**Task prompt:** Retype the records below exactly as they appear, but leave out any pictures.

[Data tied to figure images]
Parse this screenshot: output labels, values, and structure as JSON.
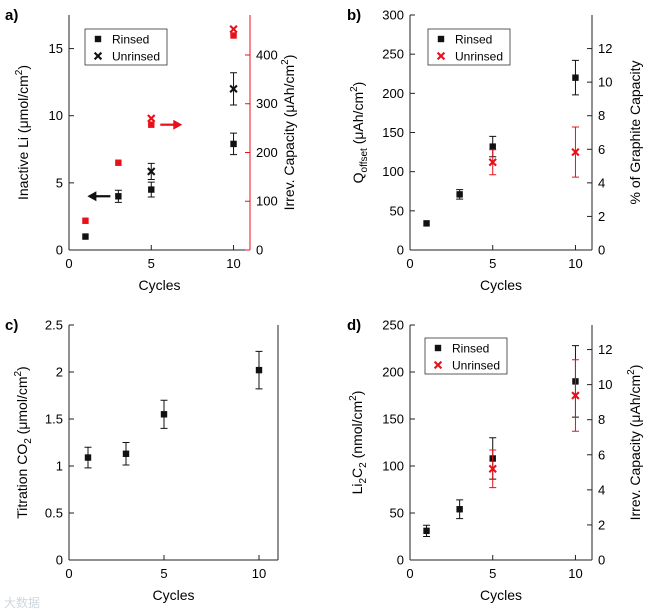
{
  "colors": {
    "black": "#111111",
    "red": "#e8101a",
    "axis": "#222222"
  },
  "watermark": "大数据",
  "chart_data": [
    {
      "panel": "a)",
      "type": "scatter",
      "xlabel": "Cycles",
      "ylabel": "Inactive Li (μmol/cm²)",
      "ylabel_right": "Irrev. Capacity (μAh/cm²)",
      "xlim": [
        0,
        11
      ],
      "ylim": [
        0,
        17.5
      ],
      "ylim_right": [
        0,
        482
      ],
      "xticks": [
        "0",
        "5",
        "10"
      ],
      "xtick_values": [
        0,
        5,
        10
      ],
      "yticks": [
        "0",
        "5",
        "10",
        "15"
      ],
      "ytick_values": [
        0,
        5,
        10,
        15
      ],
      "yticks_right": [
        "0",
        "100",
        "200",
        "300",
        "400"
      ],
      "ytick_values_right": [
        0,
        100,
        200,
        300,
        400
      ],
      "legend": [
        {
          "label": "Rinsed",
          "marker": "square"
        },
        {
          "label": "Unrinsed",
          "marker": "x"
        }
      ],
      "series": [
        {
          "name": "Rinsed",
          "marker": "square",
          "color": "#111111",
          "axis": "left",
          "x": [
            1,
            3,
            5,
            10
          ],
          "y": [
            1.0,
            4.0,
            4.5,
            7.9
          ],
          "err": [
            0,
            0.45,
            0.55,
            0.8
          ]
        },
        {
          "name": "Unrinsed",
          "marker": "x",
          "color": "#111111",
          "axis": "left",
          "x": [
            5,
            10
          ],
          "y": [
            5.85,
            12.0
          ],
          "err": [
            0.6,
            1.2
          ]
        },
        {
          "name": "Rinsed (irrev. capacity)",
          "marker": "square",
          "color": "#e8101a",
          "axis": "right",
          "x": [
            1,
            3,
            5,
            10
          ],
          "y": [
            60,
            179,
            257,
            440
          ],
          "err": [
            0,
            0,
            0,
            0
          ]
        },
        {
          "name": "Unrinsed (irrev. capacity)",
          "marker": "x",
          "color": "#e8101a",
          "axis": "right",
          "x": [
            5,
            10
          ],
          "y": [
            270,
            453
          ],
          "err": [
            0,
            0
          ]
        }
      ],
      "annotations": [
        {
          "type": "arrow",
          "direction": "left",
          "color": "#111111",
          "x": 3,
          "y": 4.0
        },
        {
          "type": "arrow",
          "direction": "right",
          "color": "#e8101a",
          "x": 5,
          "y": 257
        }
      ]
    },
    {
      "panel": "b)",
      "type": "scatter",
      "xlabel": "Cycles",
      "ylabel": "Q_offset (μAh/cm²)",
      "ylabel_right": "% of Graphite Capacity",
      "xlim": [
        0,
        11
      ],
      "ylim": [
        0,
        300
      ],
      "ylim_right": [
        0,
        14
      ],
      "xticks": [
        "0",
        "5",
        "10"
      ],
      "xtick_values": [
        0,
        5,
        10
      ],
      "yticks": [
        "0",
        "50",
        "100",
        "150",
        "200",
        "250",
        "300"
      ],
      "ytick_values": [
        0,
        50,
        100,
        150,
        200,
        250,
        300
      ],
      "yticks_right": [
        "0",
        "2",
        "4",
        "6",
        "8",
        "10",
        "12"
      ],
      "ytick_values_right": [
        0,
        2,
        4,
        6,
        8,
        10,
        12
      ],
      "legend": [
        {
          "label": "Rinsed",
          "marker": "square",
          "color": "#111111"
        },
        {
          "label": "Unrinsed",
          "marker": "x",
          "color": "#e8101a"
        }
      ],
      "series": [
        {
          "name": "Rinsed",
          "marker": "square",
          "color": "#111111",
          "axis": "left",
          "x": [
            1,
            3,
            5,
            10
          ],
          "y": [
            34,
            71,
            132,
            220
          ],
          "err": [
            0,
            6,
            13,
            22
          ]
        },
        {
          "name": "Unrinsed",
          "marker": "x",
          "color": "#e8101a",
          "axis": "left",
          "x": [
            5,
            10
          ],
          "y": [
            112,
            125
          ],
          "err": [
            16,
            32
          ]
        }
      ]
    },
    {
      "panel": "c)",
      "type": "scatter",
      "xlabel": "Cycles",
      "ylabel": "Titration CO₂ (μmol/cm²)",
      "xlim": [
        0,
        11
      ],
      "ylim": [
        0,
        2.5
      ],
      "xticks": [
        "0",
        "5",
        "10"
      ],
      "xtick_values": [
        0,
        5,
        10
      ],
      "yticks": [
        "0",
        "0.5",
        "1",
        "1.5",
        "2",
        "2.5"
      ],
      "ytick_values": [
        0,
        0.5,
        1,
        1.5,
        2,
        2.5
      ],
      "series": [
        {
          "name": "Titration CO2",
          "marker": "square",
          "color": "#111111",
          "axis": "left",
          "x": [
            1,
            3,
            5,
            10
          ],
          "y": [
            1.09,
            1.13,
            1.55,
            2.02
          ],
          "err": [
            0.11,
            0.12,
            0.15,
            0.2
          ]
        }
      ]
    },
    {
      "panel": "d)",
      "type": "scatter",
      "xlabel": "Cycles",
      "ylabel": "Li₂C₂ (nmol/cm²)",
      "ylabel_right": "Irrev. Capacity (μAh/cm²)",
      "xlim": [
        0,
        11
      ],
      "ylim": [
        0,
        250
      ],
      "ylim_right": [
        0,
        13.4
      ],
      "xticks": [
        "0",
        "5",
        "10"
      ],
      "xtick_values": [
        0,
        5,
        10
      ],
      "yticks": [
        "0",
        "50",
        "100",
        "150",
        "200",
        "250"
      ],
      "ytick_values": [
        0,
        50,
        100,
        150,
        200,
        250
      ],
      "yticks_right": [
        "0",
        "2",
        "4",
        "6",
        "8",
        "10",
        "12"
      ],
      "ytick_values_right": [
        0,
        2,
        4,
        6,
        8,
        10,
        12
      ],
      "legend": [
        {
          "label": "Rinsed",
          "marker": "square",
          "color": "#111111"
        },
        {
          "label": "Unrinsed",
          "marker": "x",
          "color": "#e8101a"
        }
      ],
      "series": [
        {
          "name": "Rinsed",
          "marker": "square",
          "color": "#111111",
          "axis": "left",
          "x": [
            1,
            3,
            5,
            10
          ],
          "y": [
            31,
            54,
            108,
            190
          ],
          "err": [
            6,
            10,
            22,
            38
          ]
        },
        {
          "name": "Unrinsed",
          "marker": "x",
          "color": "#e8101a",
          "axis": "left",
          "x": [
            5,
            10
          ],
          "y": [
            97,
            175
          ],
          "err": [
            20,
            38
          ]
        }
      ]
    }
  ]
}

**Reply to the exercise:**
Parse this screenshot: output labels, values, and structure as JSON.
{
  "colors": {
    "black": "#111111",
    "red": "#e8101a",
    "axis": "#222222"
  },
  "watermark": "大数据",
  "chart_data": [
    {
      "panel": "a)",
      "type": "scatter",
      "xlabel": "Cycles",
      "ylabel": "Inactive Li (μmol/cm²)",
      "ylabel_right": "Irrev. Capacity (μAh/cm²)",
      "xlim": [
        0,
        11
      ],
      "ylim": [
        0,
        17.5
      ],
      "ylim_right": [
        0,
        482
      ],
      "xticks": [
        "0",
        "5",
        "10"
      ],
      "xtick_values": [
        0,
        5,
        10
      ],
      "yticks": [
        "0",
        "5",
        "10",
        "15"
      ],
      "ytick_values": [
        0,
        5,
        10,
        15
      ],
      "yticks_right": [
        "0",
        "100",
        "200",
        "300",
        "400"
      ],
      "ytick_values_right": [
        0,
        100,
        200,
        300,
        400
      ],
      "legend": [
        {
          "label": "Rinsed",
          "marker": "square"
        },
        {
          "label": "Unrinsed",
          "marker": "x"
        }
      ],
      "series": [
        {
          "name": "Rinsed",
          "marker": "square",
          "color": "#111111",
          "axis": "left",
          "x": [
            1,
            3,
            5,
            10
          ],
          "y": [
            1.0,
            4.0,
            4.5,
            7.9
          ],
          "err": [
            0,
            0.45,
            0.55,
            0.8
          ]
        },
        {
          "name": "Unrinsed",
          "marker": "x",
          "color": "#111111",
          "axis": "left",
          "x": [
            5,
            10
          ],
          "y": [
            5.85,
            12.0
          ],
          "err": [
            0.6,
            1.2
          ]
        },
        {
          "name": "Rinsed (irrev. capacity)",
          "marker": "square",
          "color": "#e8101a",
          "axis": "right",
          "x": [
            1,
            3,
            5,
            10
          ],
          "y": [
            60,
            179,
            257,
            440
          ],
          "err": [
            0,
            0,
            0,
            0
          ]
        },
        {
          "name": "Unrinsed (irrev. capacity)",
          "marker": "x",
          "color": "#e8101a",
          "axis": "right",
          "x": [
            5,
            10
          ],
          "y": [
            270,
            453
          ],
          "err": [
            0,
            0
          ]
        }
      ],
      "annotations": [
        {
          "type": "arrow",
          "direction": "left",
          "color": "#111111",
          "x": 3,
          "y": 4.0
        },
        {
          "type": "arrow",
          "direction": "right",
          "color": "#e8101a",
          "x": 5,
          "y": 257
        }
      ]
    },
    {
      "panel": "b)",
      "type": "scatter",
      "xlabel": "Cycles",
      "ylabel": "Q_offset (μAh/cm²)",
      "ylabel_right": "% of Graphite Capacity",
      "xlim": [
        0,
        11
      ],
      "ylim": [
        0,
        300
      ],
      "ylim_right": [
        0,
        14
      ],
      "xticks": [
        "0",
        "5",
        "10"
      ],
      "xtick_values": [
        0,
        5,
        10
      ],
      "yticks": [
        "0",
        "50",
        "100",
        "150",
        "200",
        "250",
        "300"
      ],
      "ytick_values": [
        0,
        50,
        100,
        150,
        200,
        250,
        300
      ],
      "yticks_right": [
        "0",
        "2",
        "4",
        "6",
        "8",
        "10",
        "12"
      ],
      "ytick_values_right": [
        0,
        2,
        4,
        6,
        8,
        10,
        12
      ],
      "legend": [
        {
          "label": "Rinsed",
          "marker": "square",
          "color": "#111111"
        },
        {
          "label": "Unrinsed",
          "marker": "x",
          "color": "#e8101a"
        }
      ],
      "series": [
        {
          "name": "Rinsed",
          "marker": "square",
          "color": "#111111",
          "axis": "left",
          "x": [
            1,
            3,
            5,
            10
          ],
          "y": [
            34,
            71,
            132,
            220
          ],
          "err": [
            0,
            6,
            13,
            22
          ]
        },
        {
          "name": "Unrinsed",
          "marker": "x",
          "color": "#e8101a",
          "axis": "left",
          "x": [
            5,
            10
          ],
          "y": [
            112,
            125
          ],
          "err": [
            16,
            32
          ]
        }
      ]
    },
    {
      "panel": "c)",
      "type": "scatter",
      "xlabel": "Cycles",
      "ylabel": "Titration CO₂ (μmol/cm²)",
      "xlim": [
        0,
        11
      ],
      "ylim": [
        0,
        2.5
      ],
      "xticks": [
        "0",
        "5",
        "10"
      ],
      "xtick_values": [
        0,
        5,
        10
      ],
      "yticks": [
        "0",
        "0.5",
        "1",
        "1.5",
        "2",
        "2.5"
      ],
      "ytick_values": [
        0,
        0.5,
        1,
        1.5,
        2,
        2.5
      ],
      "series": [
        {
          "name": "Titration CO2",
          "marker": "square",
          "color": "#111111",
          "axis": "left",
          "x": [
            1,
            3,
            5,
            10
          ],
          "y": [
            1.09,
            1.13,
            1.55,
            2.02
          ],
          "err": [
            0.11,
            0.12,
            0.15,
            0.2
          ]
        }
      ]
    },
    {
      "panel": "d)",
      "type": "scatter",
      "xlabel": "Cycles",
      "ylabel": "Li₂C₂ (nmol/cm²)",
      "ylabel_right": "Irrev. Capacity (μAh/cm²)",
      "xlim": [
        0,
        11
      ],
      "ylim": [
        0,
        250
      ],
      "ylim_right": [
        0,
        13.4
      ],
      "xticks": [
        "0",
        "5",
        "10"
      ],
      "xtick_values": [
        0,
        5,
        10
      ],
      "yticks": [
        "0",
        "50",
        "100",
        "150",
        "200",
        "250"
      ],
      "ytick_values": [
        0,
        50,
        100,
        150,
        200,
        250
      ],
      "yticks_right": [
        "0",
        "2",
        "4",
        "6",
        "8",
        "10",
        "12"
      ],
      "ytick_values_right": [
        0,
        2,
        4,
        6,
        8,
        10,
        12
      ],
      "legend": [
        {
          "label": "Rinsed",
          "marker": "square",
          "color": "#111111"
        },
        {
          "label": "Unrinsed",
          "marker": "x",
          "color": "#e8101a"
        }
      ],
      "series": [
        {
          "name": "Rinsed",
          "marker": "square",
          "color": "#111111",
          "axis": "left",
          "x": [
            1,
            3,
            5,
            10
          ],
          "y": [
            31,
            54,
            108,
            190
          ],
          "err": [
            6,
            10,
            22,
            38
          ]
        },
        {
          "name": "Unrinsed",
          "marker": "x",
          "color": "#e8101a",
          "axis": "left",
          "x": [
            5,
            10
          ],
          "y": [
            97,
            175
          ],
          "err": [
            20,
            38
          ]
        }
      ]
    }
  ]
}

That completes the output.